Required work:
How many lines of the material below contain the string "page"? Answer with the number and nothing else.

(Saved data entries)
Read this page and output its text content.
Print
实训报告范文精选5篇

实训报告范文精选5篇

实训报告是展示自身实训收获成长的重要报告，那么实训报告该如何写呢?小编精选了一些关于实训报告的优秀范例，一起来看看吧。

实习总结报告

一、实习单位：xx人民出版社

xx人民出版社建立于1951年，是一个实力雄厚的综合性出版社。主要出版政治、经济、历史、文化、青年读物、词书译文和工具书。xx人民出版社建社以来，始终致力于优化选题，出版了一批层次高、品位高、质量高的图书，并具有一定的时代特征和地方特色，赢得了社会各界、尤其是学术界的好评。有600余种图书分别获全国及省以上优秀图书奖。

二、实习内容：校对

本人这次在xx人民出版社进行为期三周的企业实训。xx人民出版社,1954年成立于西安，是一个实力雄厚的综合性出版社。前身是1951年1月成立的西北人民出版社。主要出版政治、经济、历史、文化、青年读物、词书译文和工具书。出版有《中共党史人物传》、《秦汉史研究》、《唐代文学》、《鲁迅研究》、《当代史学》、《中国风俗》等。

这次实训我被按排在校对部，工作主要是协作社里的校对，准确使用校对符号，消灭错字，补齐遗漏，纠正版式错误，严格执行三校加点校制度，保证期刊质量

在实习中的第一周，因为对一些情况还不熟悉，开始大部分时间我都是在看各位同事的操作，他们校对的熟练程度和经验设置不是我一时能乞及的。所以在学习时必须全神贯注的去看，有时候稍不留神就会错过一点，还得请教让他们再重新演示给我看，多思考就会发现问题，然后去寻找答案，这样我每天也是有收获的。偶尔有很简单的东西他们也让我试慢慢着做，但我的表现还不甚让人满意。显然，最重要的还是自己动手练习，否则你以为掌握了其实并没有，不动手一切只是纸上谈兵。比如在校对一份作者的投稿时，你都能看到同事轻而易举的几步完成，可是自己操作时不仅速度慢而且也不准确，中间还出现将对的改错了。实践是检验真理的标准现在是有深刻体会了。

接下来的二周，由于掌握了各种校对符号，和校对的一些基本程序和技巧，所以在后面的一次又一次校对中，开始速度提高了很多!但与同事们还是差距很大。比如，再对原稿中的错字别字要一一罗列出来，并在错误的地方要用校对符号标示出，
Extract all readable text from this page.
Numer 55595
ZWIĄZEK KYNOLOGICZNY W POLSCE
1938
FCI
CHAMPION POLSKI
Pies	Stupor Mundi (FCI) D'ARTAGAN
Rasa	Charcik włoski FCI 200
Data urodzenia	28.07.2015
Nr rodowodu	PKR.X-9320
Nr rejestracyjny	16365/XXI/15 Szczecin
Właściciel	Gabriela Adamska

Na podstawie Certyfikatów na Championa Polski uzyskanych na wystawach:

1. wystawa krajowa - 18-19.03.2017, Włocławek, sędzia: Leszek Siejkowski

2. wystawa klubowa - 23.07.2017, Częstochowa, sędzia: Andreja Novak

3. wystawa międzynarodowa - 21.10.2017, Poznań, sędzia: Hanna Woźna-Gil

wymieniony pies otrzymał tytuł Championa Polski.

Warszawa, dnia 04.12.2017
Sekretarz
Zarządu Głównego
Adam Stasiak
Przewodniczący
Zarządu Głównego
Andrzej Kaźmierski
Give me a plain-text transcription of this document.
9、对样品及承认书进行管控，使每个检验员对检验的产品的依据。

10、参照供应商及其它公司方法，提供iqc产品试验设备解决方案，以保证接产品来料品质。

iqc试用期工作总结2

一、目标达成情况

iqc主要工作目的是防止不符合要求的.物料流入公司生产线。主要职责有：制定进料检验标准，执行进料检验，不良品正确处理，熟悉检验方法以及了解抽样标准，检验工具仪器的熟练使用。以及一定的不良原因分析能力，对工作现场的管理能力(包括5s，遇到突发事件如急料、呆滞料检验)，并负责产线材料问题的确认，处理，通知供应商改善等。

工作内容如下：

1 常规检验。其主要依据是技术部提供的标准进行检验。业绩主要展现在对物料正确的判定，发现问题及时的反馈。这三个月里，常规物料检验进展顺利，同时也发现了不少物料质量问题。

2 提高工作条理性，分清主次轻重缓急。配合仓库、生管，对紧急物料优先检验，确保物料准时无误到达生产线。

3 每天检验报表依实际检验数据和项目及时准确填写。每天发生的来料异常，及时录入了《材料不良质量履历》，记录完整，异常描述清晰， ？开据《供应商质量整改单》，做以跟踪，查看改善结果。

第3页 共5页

Answer for this exercise:
2